- What the exercise asks: Return all entries word for word, but drop any images.
[start of Input for this task]
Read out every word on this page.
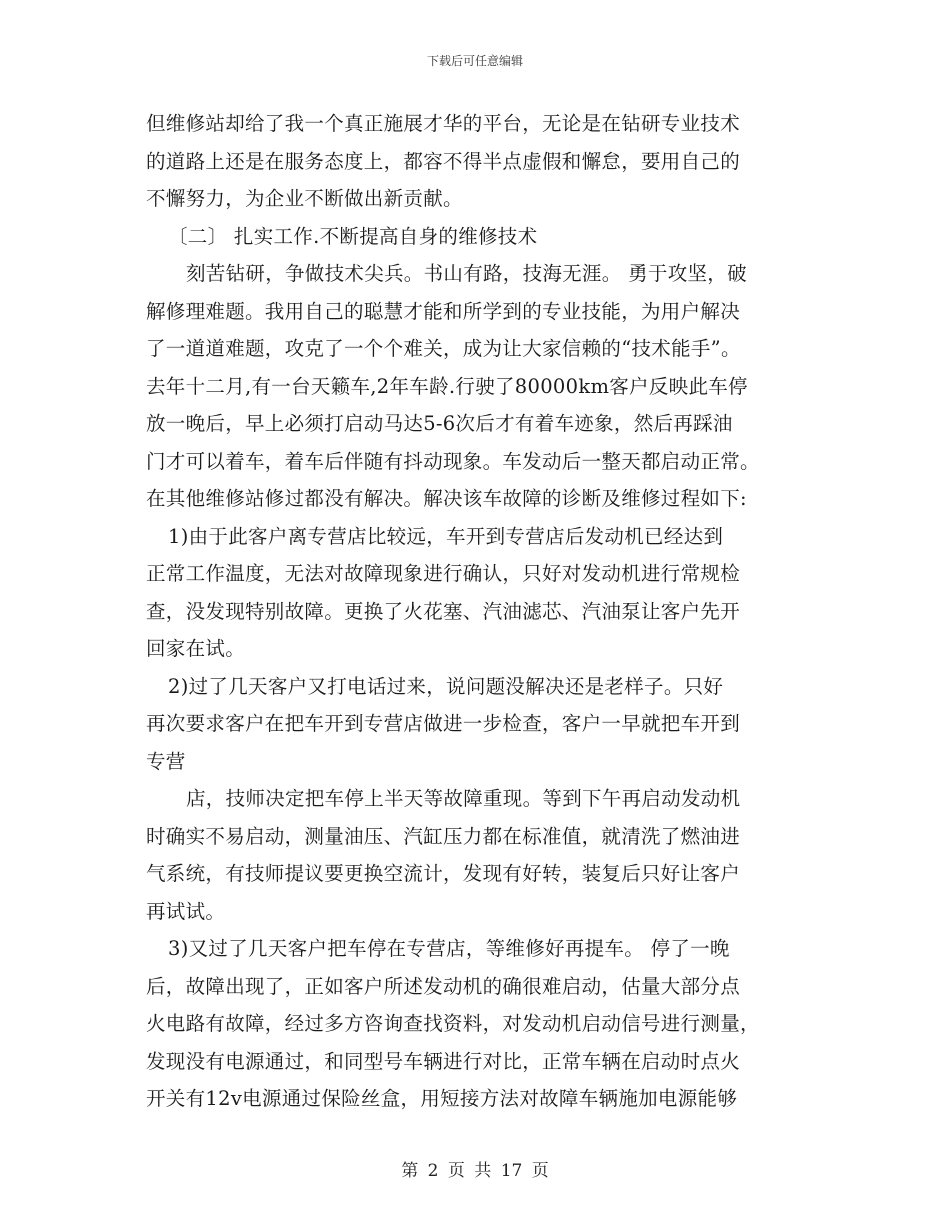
下载后可任意编辑
但维修站却给了我一个真正施展才华的平台，无论是在钻研专业技术
的道路上还是在服务态度上，都容不得半点虚假和懈怠，要用自己的
不懈努力，为企业不断做出新贡献。
〔二〕 扎实工作.不断提高自身的维修技术
刻苦钻研，争做技术尖兵。书山有路，技海无涯。 勇于攻坚，破
解修理难题。我用自己的聪慧才能和所学到的专业技能，为用户解决
了一道道难题，攻克了一个个难关，成为让大家信赖的“技术能手”。
去年十二月,有一台天籁车,2年车龄.行驶了80000km客户反映此车停
放一晚后，早上必须打启动马达5-6次后才有着车迹象，然后再踩油
门才可以着车，着车后伴随有抖动现象。车发动后一整天都启动正常。
在其他维修站修过都没有解决。解决该车故障的诊断及维修过程如下:
1)由于此客户离专营店比较远，车开到专营店后发动机已经达到
正常工作温度，无法对故障现象进行确认，只好对发动机进行常规检
查，没发现特别故障。更换了火花塞、汽油滤芯、汽油泵让客户先开
回家在试。
2)过了几天客户又打电话过来，说问题没解决还是老样子。只好
再次要求客户在把车开到专营店做进一步检查，客户一早就把车开到
专营
店，技师决定把车停上半天等故障重现。等到下午再启动发动机
时确实不易启动，测量油压、汽缸压力都在标准值，就清洗了燃油进
气系统，有技师提议要更换空流计，发现有好转，装复后只好让客户
再试试。
3)又过了几天客户把车停在专营店，等维修好再提车。 停了一晚
后，故障出现了，正如客户所述发动机的确很难启动，估量大部分点
火电路有故障，经过多方咨询查找资料，对发动机启动信号进行测量，
发现没有电源通过，和同型号车辆进行对比，正常车辆在启动时点火
开关有12v电源通过保险丝盒，用短接方法对故障车辆施加电源能够
第 2 页 共 17 页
[end of Input for this task]
- Solved problem:
Read out every word on this page.
下载后可任意编辑
但维修站却给了我一个真正施展才华的平台，无论是在钻研专业技术
的道路上还是在服务态度上，都容不得半点虚假和懈怠，要用自己的
不懈努力，为企业不断做出新贡献。
〔二〕 扎实工作.不断提高自身的维修技术
刻苦钻研，争做技术尖兵。书山有路，技海无涯。 勇于攻坚，破
解修理难题。我用自己的聪慧才能和所学到的专业技能，为用户解决
了一道道难题，攻克了一个个难关，成为让大家信赖的“技术能手”。
去年十二月,有一台天籁车,2年车龄.行驶了80000km客户反映此车停
放一晚后，早上必须打启动马达5-6次后才有着车迹象，然后再踩油
门才可以着车，着车后伴随有抖动现象。车发动后一整天都启动正常。
在其他维修站修过都没有解决。解决该车故障的诊断及维修过程如下:
1)由于此客户离专营店比较远，车开到专营店后发动机已经达到
正常工作温度，无法对故障现象进行确认，只好对发动机进行常规检
查，没发现特别故障。更换了火花塞、汽油滤芯、汽油泵让客户先开
回家在试。
2)过了几天客户又打电话过来，说问题没解决还是老样子。只好
再次要求客户在把车开到专营店做进一步检查，客户一早就把车开到
专营
店，技师决定把车停上半天等故障重现。等到下午再启动发动机
时确实不易启动，测量油压、汽缸压力都在标准值，就清洗了燃油进
气系统，有技师提议要更换空流计，发现有好转，装复后只好让客户
再试试。
3)又过了几天客户把车停在专营店，等维修好再提车。 停了一晚
后，故障出现了，正如客户所述发动机的确很难启动，估量大部分点
火电路有故障，经过多方咨询查找资料，对发动机启动信号进行测量，
发现没有电源通过，和同型号车辆进行对比，正常车辆在启动时点火
开关有12v电源通过保险丝盒，用短接方法对故障车辆施加电源能够
第 2 页 共 17 页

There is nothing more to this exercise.